Data records:
=-=-=

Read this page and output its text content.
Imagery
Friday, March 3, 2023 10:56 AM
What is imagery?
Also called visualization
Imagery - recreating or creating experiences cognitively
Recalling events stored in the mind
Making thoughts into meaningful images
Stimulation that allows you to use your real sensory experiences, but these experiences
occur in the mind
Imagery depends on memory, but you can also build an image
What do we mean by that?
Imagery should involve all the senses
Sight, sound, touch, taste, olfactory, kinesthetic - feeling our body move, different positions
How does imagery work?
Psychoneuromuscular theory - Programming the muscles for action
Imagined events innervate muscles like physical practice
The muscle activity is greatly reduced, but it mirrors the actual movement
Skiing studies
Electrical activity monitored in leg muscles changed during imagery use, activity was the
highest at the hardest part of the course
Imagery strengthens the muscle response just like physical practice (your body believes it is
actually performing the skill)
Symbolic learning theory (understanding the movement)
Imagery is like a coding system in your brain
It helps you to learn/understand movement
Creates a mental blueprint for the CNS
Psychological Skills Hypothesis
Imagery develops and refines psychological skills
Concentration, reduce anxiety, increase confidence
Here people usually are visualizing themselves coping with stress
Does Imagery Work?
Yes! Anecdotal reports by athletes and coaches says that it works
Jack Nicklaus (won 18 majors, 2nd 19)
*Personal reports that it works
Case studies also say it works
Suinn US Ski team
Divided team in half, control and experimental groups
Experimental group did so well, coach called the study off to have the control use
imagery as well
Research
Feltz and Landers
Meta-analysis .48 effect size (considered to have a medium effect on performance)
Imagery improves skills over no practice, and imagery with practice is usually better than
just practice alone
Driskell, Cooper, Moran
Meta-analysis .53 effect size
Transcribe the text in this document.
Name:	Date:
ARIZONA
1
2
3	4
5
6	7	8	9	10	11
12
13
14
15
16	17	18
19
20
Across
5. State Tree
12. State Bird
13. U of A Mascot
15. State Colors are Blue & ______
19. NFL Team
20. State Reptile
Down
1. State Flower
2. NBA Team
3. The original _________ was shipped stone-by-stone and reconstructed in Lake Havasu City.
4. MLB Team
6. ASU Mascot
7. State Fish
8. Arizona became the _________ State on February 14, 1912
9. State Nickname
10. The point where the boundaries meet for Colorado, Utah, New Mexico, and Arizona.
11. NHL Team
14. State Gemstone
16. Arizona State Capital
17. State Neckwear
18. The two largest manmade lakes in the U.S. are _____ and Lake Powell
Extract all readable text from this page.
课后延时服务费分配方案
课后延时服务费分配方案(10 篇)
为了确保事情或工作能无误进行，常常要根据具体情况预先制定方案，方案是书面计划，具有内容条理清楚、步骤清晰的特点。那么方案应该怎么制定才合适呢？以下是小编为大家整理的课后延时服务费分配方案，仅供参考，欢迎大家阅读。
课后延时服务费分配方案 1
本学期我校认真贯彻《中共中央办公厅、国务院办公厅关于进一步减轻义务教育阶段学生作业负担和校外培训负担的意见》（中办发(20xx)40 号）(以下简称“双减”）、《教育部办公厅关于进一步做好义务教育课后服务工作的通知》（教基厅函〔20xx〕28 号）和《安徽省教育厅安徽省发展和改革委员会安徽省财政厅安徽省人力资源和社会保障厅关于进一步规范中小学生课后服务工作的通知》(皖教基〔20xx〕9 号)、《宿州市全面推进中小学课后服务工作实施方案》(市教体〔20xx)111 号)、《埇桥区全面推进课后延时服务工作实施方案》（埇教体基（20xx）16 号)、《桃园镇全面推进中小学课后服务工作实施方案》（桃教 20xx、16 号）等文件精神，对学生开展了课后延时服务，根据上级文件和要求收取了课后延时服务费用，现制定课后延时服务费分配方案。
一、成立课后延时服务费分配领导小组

=-=-=

Starting with the line that contains "Extract all readable text from this page.", write out each line through the end of the listing, exactly as it appears, and include nothing else.

Extract all readable text from this page.
课后延时服务费分配方案
课后延时服务费分配方案(10 篇)
为了确保事情或工作能无误进行，常常要根据具体情况预先制定方案，方案是书面计划，具有内容条理清楚、步骤清晰的特点。那么方案应该怎么制定才合适呢？以下是小编为大家整理的课后延时服务费分配方案，仅供参考，欢迎大家阅读。
课后延时服务费分配方案 1
本学期我校认真贯彻《中共中央办公厅、国务院办公厅关于进一步减轻义务教育阶段学生作业负担和校外培训负担的意见》（中办发(20xx)40 号）(以下简称“双减”）、《教育部办公厅关于进一步做好义务教育课后服务工作的通知》（教基厅函〔20xx〕28 号）和《安徽省教育厅安徽省发展和改革委员会安徽省财政厅安徽省人力资源和社会保障厅关于进一步规范中小学生课后服务工作的通知》(皖教基〔20xx〕9 号)、《宿州市全面推进中小学课后服务工作实施方案》(市教体〔20xx)111 号)、《埇桥区全面推进课后延时服务工作实施方案》（埇教体基（20xx）16 号)、《桃园镇全面推进中小学课后服务工作实施方案》（桃教 20xx、16 号）等文件精神，对学生开展了课后延时服务，根据上级文件和要求收取了课后延时服务费用，现制定课后延时服务费分配方案。
一、成立课后延时服务费分配领导小组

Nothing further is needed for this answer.